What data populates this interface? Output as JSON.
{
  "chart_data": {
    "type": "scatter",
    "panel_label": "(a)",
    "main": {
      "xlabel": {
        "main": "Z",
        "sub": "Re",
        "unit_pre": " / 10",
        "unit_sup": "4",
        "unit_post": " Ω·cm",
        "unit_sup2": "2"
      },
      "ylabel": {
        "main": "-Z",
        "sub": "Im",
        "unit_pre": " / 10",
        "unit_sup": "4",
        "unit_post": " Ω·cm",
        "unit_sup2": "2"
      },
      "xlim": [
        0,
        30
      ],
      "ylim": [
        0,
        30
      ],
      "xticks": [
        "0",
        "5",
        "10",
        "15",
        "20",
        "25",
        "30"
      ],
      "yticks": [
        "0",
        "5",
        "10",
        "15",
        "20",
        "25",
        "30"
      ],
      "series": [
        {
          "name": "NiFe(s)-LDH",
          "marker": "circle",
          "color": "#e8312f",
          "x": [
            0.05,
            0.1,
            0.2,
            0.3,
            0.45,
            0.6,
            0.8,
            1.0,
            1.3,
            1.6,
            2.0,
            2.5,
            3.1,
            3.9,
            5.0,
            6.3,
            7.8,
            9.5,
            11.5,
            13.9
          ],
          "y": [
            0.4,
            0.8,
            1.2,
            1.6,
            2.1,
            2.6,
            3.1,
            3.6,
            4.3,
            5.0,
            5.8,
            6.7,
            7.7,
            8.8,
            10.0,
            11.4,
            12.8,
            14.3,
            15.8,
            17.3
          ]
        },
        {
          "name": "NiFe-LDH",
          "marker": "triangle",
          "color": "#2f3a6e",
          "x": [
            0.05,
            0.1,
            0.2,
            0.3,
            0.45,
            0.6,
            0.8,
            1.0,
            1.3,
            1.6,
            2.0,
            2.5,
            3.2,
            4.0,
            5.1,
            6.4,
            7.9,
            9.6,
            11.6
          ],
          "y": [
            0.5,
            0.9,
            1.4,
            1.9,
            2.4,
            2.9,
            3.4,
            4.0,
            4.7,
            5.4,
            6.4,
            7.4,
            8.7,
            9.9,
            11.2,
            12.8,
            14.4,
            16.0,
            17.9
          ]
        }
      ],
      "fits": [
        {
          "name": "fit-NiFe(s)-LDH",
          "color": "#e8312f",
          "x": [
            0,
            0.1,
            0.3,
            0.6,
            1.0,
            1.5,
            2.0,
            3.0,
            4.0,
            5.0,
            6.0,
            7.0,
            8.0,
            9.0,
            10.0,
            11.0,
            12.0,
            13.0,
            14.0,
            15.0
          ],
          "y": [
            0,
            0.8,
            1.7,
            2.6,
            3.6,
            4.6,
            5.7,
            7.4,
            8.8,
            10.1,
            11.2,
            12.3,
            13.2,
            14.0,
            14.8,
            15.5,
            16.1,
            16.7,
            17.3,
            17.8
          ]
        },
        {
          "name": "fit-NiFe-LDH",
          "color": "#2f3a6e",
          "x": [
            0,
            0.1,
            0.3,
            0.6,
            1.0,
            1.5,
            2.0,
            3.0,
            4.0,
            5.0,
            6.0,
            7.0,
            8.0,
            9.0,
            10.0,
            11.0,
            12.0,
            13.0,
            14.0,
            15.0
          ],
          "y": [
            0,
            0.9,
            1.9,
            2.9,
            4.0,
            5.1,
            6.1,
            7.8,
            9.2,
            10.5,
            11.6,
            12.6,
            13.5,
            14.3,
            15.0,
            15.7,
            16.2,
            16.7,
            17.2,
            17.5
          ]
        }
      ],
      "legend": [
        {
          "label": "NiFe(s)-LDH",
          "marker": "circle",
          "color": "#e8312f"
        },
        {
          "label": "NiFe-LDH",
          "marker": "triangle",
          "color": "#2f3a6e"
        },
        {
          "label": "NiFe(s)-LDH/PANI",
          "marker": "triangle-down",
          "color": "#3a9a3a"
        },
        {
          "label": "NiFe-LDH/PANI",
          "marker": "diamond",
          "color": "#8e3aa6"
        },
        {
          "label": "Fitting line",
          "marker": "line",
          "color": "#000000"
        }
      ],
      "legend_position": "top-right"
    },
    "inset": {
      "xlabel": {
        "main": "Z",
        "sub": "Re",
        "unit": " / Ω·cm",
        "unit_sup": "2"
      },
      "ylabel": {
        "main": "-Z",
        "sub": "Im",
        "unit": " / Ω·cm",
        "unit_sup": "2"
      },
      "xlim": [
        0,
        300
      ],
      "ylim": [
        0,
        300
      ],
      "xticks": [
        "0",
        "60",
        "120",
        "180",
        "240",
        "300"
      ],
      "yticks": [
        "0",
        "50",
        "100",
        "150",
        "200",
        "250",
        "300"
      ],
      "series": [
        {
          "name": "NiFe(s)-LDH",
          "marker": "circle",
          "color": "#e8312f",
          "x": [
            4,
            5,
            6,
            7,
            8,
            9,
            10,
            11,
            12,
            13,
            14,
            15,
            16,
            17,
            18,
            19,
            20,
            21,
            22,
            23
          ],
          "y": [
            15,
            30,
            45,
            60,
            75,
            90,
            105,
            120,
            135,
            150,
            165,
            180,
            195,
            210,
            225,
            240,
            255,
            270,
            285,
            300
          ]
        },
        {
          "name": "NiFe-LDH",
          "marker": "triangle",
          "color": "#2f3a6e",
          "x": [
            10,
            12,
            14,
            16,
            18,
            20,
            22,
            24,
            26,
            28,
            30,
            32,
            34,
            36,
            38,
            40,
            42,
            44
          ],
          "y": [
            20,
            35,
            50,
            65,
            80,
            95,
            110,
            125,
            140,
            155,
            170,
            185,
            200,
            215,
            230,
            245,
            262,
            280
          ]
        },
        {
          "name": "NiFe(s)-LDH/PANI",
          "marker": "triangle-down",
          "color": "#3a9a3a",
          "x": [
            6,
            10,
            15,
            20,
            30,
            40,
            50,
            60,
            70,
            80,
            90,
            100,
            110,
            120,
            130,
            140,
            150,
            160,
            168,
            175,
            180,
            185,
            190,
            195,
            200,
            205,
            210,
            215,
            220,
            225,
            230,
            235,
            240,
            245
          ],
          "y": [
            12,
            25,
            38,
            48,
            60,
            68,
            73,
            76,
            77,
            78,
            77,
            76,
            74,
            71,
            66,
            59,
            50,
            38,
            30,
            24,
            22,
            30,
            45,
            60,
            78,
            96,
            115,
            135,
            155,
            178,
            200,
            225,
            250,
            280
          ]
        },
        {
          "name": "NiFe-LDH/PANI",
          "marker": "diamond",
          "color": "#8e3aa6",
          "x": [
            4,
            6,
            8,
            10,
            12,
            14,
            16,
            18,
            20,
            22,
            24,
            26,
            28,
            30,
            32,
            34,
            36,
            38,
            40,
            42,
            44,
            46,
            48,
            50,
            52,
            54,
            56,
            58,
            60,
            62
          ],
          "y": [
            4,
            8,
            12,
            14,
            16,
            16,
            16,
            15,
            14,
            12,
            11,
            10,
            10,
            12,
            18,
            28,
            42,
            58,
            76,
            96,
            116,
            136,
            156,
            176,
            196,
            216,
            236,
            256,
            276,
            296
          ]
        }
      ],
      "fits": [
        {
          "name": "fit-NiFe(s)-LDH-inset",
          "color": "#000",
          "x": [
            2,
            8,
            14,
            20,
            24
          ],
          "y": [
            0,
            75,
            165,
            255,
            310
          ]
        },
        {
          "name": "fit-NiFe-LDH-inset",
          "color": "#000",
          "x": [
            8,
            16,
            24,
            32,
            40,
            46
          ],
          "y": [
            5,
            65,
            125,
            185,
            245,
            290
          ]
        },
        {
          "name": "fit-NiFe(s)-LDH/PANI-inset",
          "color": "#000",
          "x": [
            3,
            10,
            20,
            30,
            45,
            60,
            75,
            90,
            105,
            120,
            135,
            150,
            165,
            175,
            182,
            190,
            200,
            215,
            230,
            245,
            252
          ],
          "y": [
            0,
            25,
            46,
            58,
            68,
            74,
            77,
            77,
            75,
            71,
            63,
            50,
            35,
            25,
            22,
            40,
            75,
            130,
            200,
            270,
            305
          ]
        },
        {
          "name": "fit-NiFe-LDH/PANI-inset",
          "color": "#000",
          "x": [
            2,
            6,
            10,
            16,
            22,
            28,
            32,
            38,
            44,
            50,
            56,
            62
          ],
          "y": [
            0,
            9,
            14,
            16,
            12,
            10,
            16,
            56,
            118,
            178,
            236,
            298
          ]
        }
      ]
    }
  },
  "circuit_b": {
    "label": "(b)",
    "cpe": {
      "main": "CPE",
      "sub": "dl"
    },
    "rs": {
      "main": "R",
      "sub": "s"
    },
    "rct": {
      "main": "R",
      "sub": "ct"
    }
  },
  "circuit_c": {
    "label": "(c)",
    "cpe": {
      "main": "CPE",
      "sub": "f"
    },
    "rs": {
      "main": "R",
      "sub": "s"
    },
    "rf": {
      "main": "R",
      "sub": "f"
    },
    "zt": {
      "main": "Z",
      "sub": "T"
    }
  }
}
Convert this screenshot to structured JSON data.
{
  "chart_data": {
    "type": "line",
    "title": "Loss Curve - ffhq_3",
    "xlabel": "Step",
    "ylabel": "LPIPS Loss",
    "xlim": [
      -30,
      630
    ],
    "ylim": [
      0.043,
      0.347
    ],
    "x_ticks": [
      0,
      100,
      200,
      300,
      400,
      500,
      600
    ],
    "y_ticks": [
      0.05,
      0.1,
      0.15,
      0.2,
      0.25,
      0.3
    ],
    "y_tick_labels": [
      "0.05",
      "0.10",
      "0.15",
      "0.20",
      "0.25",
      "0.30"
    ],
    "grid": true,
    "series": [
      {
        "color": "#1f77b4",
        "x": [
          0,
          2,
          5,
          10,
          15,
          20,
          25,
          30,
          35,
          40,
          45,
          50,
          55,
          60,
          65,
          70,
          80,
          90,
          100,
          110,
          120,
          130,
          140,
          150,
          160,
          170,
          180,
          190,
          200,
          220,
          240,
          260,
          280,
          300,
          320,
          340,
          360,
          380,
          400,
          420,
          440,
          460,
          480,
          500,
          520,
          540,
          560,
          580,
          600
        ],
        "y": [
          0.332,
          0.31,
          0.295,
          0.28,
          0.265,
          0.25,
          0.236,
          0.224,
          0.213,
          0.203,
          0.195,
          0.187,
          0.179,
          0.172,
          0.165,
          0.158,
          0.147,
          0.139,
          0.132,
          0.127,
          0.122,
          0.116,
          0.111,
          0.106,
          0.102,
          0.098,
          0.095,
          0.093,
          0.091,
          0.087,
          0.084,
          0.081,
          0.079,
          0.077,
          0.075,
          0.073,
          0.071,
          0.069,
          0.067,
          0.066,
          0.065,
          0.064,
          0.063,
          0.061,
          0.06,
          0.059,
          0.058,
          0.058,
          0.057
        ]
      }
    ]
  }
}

# PROBLEM REQUIREMENTS
For each line of the entries that includes "this", show that line.

# SOLUTION
What data populates this interface? Output as JSON.
Convert this screenshot to structured JSON data.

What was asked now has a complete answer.